__What the exercise asks__
Write out all lines holding the word "text".

__Provided material__
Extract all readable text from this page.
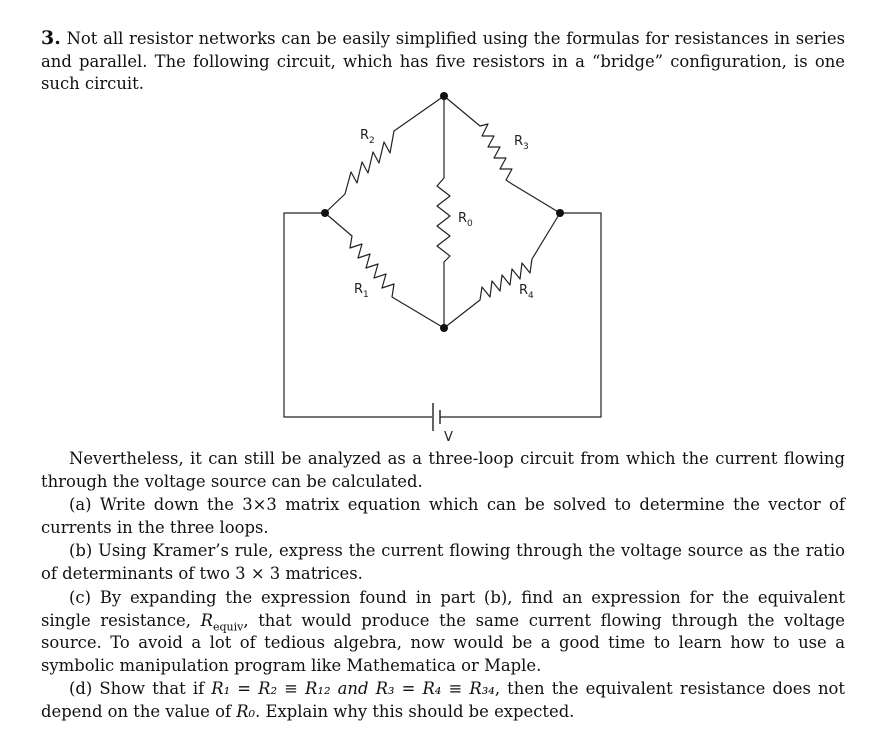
3. Not all resistor networks can be easily simplified using the formulas for resistances in series and parallel. The following circuit, which has five resistors in a “bridge” configuration, is one such circuit.

$R_2$	$R_3$
$R_0$
$R_1$	$R_4$
V

Nevertheless, it can still be analyzed as a three-loop circuit from which the current flowing through the voltage source can be calculated.

(a) Write down the 3×3 matrix equation which can be solved to determine the vector of currents in the three loops.

(b) Using Kramer’s rule, express the current flowing through the voltage source as the ratio of determinants of two 3 × 3 matrices.

(c) By expanding the expression found in part (b), find an expression for the equivalent single resistance, $R_{equiv}$, that would produce the same current flowing through the voltage source. To avoid a lot of tedious algebra, now would be a good time to learn how to use a symbolic manipulation program like Mathematica or Maple.

(d) Show that if R₁ = R₂ ≡ R₁₂ and R₃ = R₄ ≡ R₃₄, then the equivalent resistance does not depend on the value of R₀. Explain why this should be expected.
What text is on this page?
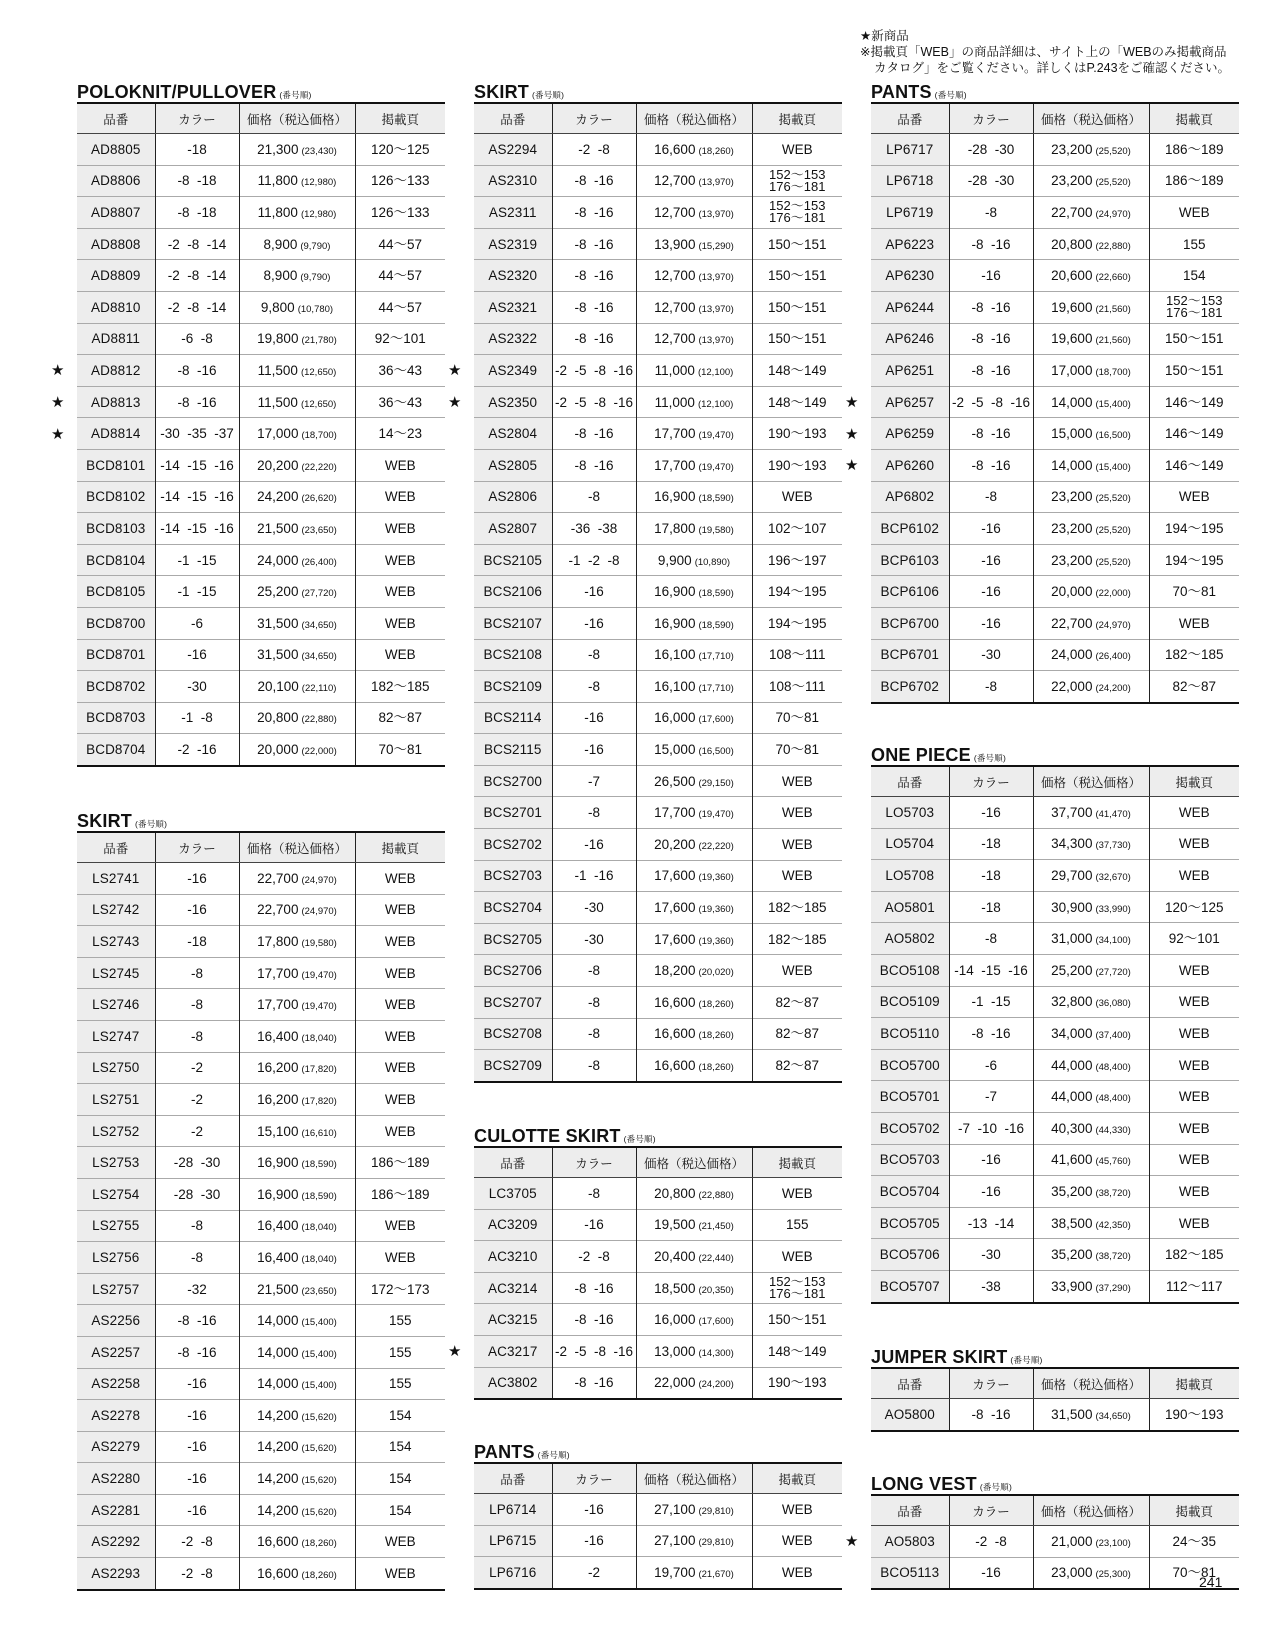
★新商品
※掲載頁「WEB」の商品詳細は、サイト上の「WEBのみ掲載商品
カタログ」をご覧ください。詳しくはP.243をご確認ください。
POLOKNIT/PULLOVER (番号順)
品番	カラー	価格（税込価格）	掲載頁
AD8805	-18	21,300 (23,430)	120～125
AD8806	-8  -18	11,800 (12,980)	126～133
AD8807	-8  -18	11,800 (12,980)	126～133
AD8808	-2  -8  -14	8,900 (9,790)	44～57
AD8809	-2  -8  -14	8,900 (9,790)	44～57
AD8810	-2  -8  -14	9,800 (10,780)	44～57
AD8811	-6  -8	19,800 (21,780)	92～101

★ AD8812	-8  -16	11,500 (12,650)	36～43

★ AD8813	-8  -16	11,500 (12,650)	36～43

★ AD8814	-30  -35  -37	17,000 (18,700)	14～23
BCD8101	-14  -15  -16	20,200 (22,220)	WEB
BCD8102	-14  -15  -16	24,200 (26,620)	WEB
BCD8103	-14  -15  -16	21,500 (23,650)	WEB
BCD8104	-1  -15	24,000 (26,400)	WEB
BCD8105	-1  -15	25,200 (27,720)	WEB
BCD8700	-6	31,500 (34,650)	WEB
BCD8701	-16	31,500 (34,650)	WEB
BCD8702	-30	20,100 (22,110)	182～185
BCD8703	-1  -8	20,800 (22,880)	82～87
BCD8704	-2  -16	20,000 (22,000)	70～81
SKIRT (番号順)
品番	カラー	価格（税込価格）	掲載頁
LS2741	-16	22,700 (24,970)	WEB
LS2742	-16	22,700 (24,970)	WEB
LS2743	-18	17,800 (19,580)	WEB
LS2745	-8	17,700 (19,470)	WEB
LS2746	-8	17,700 (19,470)	WEB
LS2747	-8	16,400 (18,040)	WEB
LS2750	-2	16,200 (17,820)	WEB
LS2751	-2	16,200 (17,820)	WEB
LS2752	-2	15,100 (16,610)	WEB
LS2753	-28  -30	16,900 (18,590)	186～189
LS2754	-28  -30	16,900 (18,590)	186～189
LS2755	-8	16,400 (18,040)	WEB
LS2756	-8	16,400 (18,040)	WEB
LS2757	-32	21,500 (23,650)	172～173
AS2256	-8  -16	14,000 (15,400)	155
AS2257	-8  -16	14,000 (15,400)	155
AS2258	-16	14,000 (15,400)	155
AS2278	-16	14,200 (15,620)	154
AS2279	-16	14,200 (15,620)	154
AS2280	-16	14,200 (15,620)	154
AS2281	-16	14,200 (15,620)	154
AS2292	-2  -8	16,600 (18,260)	WEB
AS2293	-2  -8	16,600 (18,260)	WEB
SKIRT (番号順)
品番	カラー	価格（税込価格）	掲載頁
AS2294	-2  -8	16,600 (18,260)	WEB
AS2310	-8  -16	12,700 (13,970)	152～153
176～181
AS2311	-8  -16	12,700 (13,970)	152～153
176～181
AS2319	-8  -16	13,900 (15,290)	150～151
AS2320	-8  -16	12,700 (13,970)	150～151
AS2321	-8  -16	12,700 (13,970)	150～151
AS2322	-8  -16	12,700 (13,970)	150～151

★ AS2349	-2  -5  -8  -16	11,000 (12,100)	148～149

★ AS2350	-2  -5  -8  -16	11,000 (12,100)	148～149
AS2804	-8  -16	17,700 (19,470)	190～193
AS2805	-8  -16	17,700 (19,470)	190～193
AS2806	-8	16,900 (18,590)	WEB
AS2807	-36  -38	17,800 (19,580)	102～107
BCS2105	-1  -2  -8	9,900 (10,890)	196～197
BCS2106	-16	16,900 (18,590)	194～195
BCS2107	-16	16,900 (18,590)	194～195
BCS2108	-8	16,100 (17,710)	108～111
BCS2109	-8	16,100 (17,710)	108～111
BCS2114	-16	16,000 (17,600)	70～81
BCS2115	-16	15,000 (16,500)	70～81
BCS2700	-7	26,500 (29,150)	WEB
BCS2701	-8	17,700 (19,470)	WEB
BCS2702	-16	20,200 (22,220)	WEB
BCS2703	-1  -16	17,600 (19,360)	WEB
BCS2704	-30	17,600 (19,360)	182～185
BCS2705	-30	17,600 (19,360)	182～185
BCS2706	-8	18,200 (20,020)	WEB
BCS2707	-8	16,600 (18,260)	82～87
BCS2708	-8	16,600 (18,260)	82～87
BCS2709	-8	16,600 (18,260)	82～87
CULOTTE SKIRT (番号順)
品番	カラー	価格（税込価格）	掲載頁
LC3705	-8	20,800 (22,880)	WEB
AC3209	-16	19,500 (21,450)	155
AC3210	-2  -8	20,400 (22,440)	WEB
AC3214	-8  -16	18,500 (20,350)	152～153
176～181
AC3215	-8  -16	16,000 (17,600)	150～151

★ AC3217	-2  -5  -8  -16	13,000 (14,300)	148～149
AC3802	-8  -16	22,000 (24,200)	190～193
PANTS (番号順)
品番	カラー	価格（税込価格）	掲載頁
LP6714	-16	27,100 (29,810)	WEB
LP6715	-16	27,100 (29,810)	WEB
LP6716	-2	19,700 (21,670)	WEB
PANTS (番号順)
品番	カラー	価格（税込価格）	掲載頁
LP6717	-28  -30	23,200 (25,520)	186～189
LP6718	-28  -30	23,200 (25,520)	186～189
LP6719	-8	22,700 (24,970)	WEB
AP6223	-8  -16	20,800 (22,880)	155
AP6230	-16	20,600 (22,660)	154
AP6244	-8  -16	19,600 (21,560)	152～153
176～181
AP6246	-8  -16	19,600 (21,560)	150～151
AP6251	-8  -16	17,000 (18,700)	150～151

★ AP6257	-2  -5  -8  -16	14,000 (15,400)	146～149

★ AP6259	-8  -16	15,000 (16,500)	146～149

★ AP6260	-8  -16	14,000 (15,400)	146～149
AP6802	-8	23,200 (25,520)	WEB
BCP6102	-16	23,200 (25,520)	194～195
BCP6103	-16	23,200 (25,520)	194～195
BCP6106	-16	20,000 (22,000)	70～81
BCP6700	-16	22,700 (24,970)	WEB
BCP6701	-30	24,000 (26,400)	182～185
BCP6702	-8	22,000 (24,200)	82～87
ONE PIECE (番号順)
品番	カラー	価格（税込価格）	掲載頁
LO5703	-16	37,700 (41,470)	WEB
LO5704	-18	34,300 (37,730)	WEB
LO5708	-18	29,700 (32,670)	WEB
AO5801	-18	30,900 (33,990)	120～125
AO5802	-8	31,000 (34,100)	92～101
BCO5108	-14  -15  -16	25,200 (27,720)	WEB
BCO5109	-1  -15	32,800 (36,080)	WEB
BCO5110	-8  -16	34,000 (37,400)	WEB
BCO5700	-6	44,000 (48,400)	WEB
BCO5701	-7	44,000 (48,400)	WEB
BCO5702	-7  -10  -16	40,300 (44,330)	WEB
BCO5703	-16	41,600 (45,760)	WEB
BCO5704	-16	35,200 (38,720)	WEB
BCO5705	-13  -14	38,500 (42,350)	WEB
BCO5706	-30	35,200 (38,720)	182～185
BCO5707	-38	33,900 (37,290)	112～117
JUMPER SKIRT (番号順)
品番	カラー	価格（税込価格）	掲載頁
AO5800	-8  -16	31,500 (34,650)	190～193
LONG VEST (番号順)
品番	カラー	価格（税込価格）	掲載頁

★ AO5803	-2  -8	21,000 (23,100)	24～35
BCO5113	-16	23,000 (25,300)	70～81
241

__Right answer__
Extract all readable text from this page.
What text is on this page?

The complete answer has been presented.